======== Data supplied

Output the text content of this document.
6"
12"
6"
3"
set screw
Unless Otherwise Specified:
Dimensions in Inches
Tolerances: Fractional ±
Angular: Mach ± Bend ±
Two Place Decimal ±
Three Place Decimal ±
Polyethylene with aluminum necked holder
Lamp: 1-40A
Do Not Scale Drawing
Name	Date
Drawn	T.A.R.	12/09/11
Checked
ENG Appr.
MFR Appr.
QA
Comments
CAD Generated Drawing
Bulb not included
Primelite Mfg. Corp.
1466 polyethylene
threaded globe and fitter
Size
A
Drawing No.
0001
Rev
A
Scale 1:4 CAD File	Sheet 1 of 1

================

(Aim):
Reproduce the records above exactly as they appear.

(Problem solution):
Output the text content of this document.
6"
12"
6"
3"
set screw
Unless Otherwise Specified:
Dimensions in Inches
Tolerances: Fractional ±
Angular: Mach ± Bend ±
Two Place Decimal ±
Three Place Decimal ±
Polyethylene with aluminum necked holder
Lamp: 1-40A
Do Not Scale Drawing
Name	Date
Drawn	T.A.R.	12/09/11
Checked
ENG Appr.
MFR Appr.
QA
Comments
CAD Generated Drawing
Bulb not included
Primelite Mfg. Corp.
1466 polyethylene
threaded globe and fitter
Size
A
Drawing No.
0001
Rev
A
Scale 1:4 CAD File	Sheet 1 of 1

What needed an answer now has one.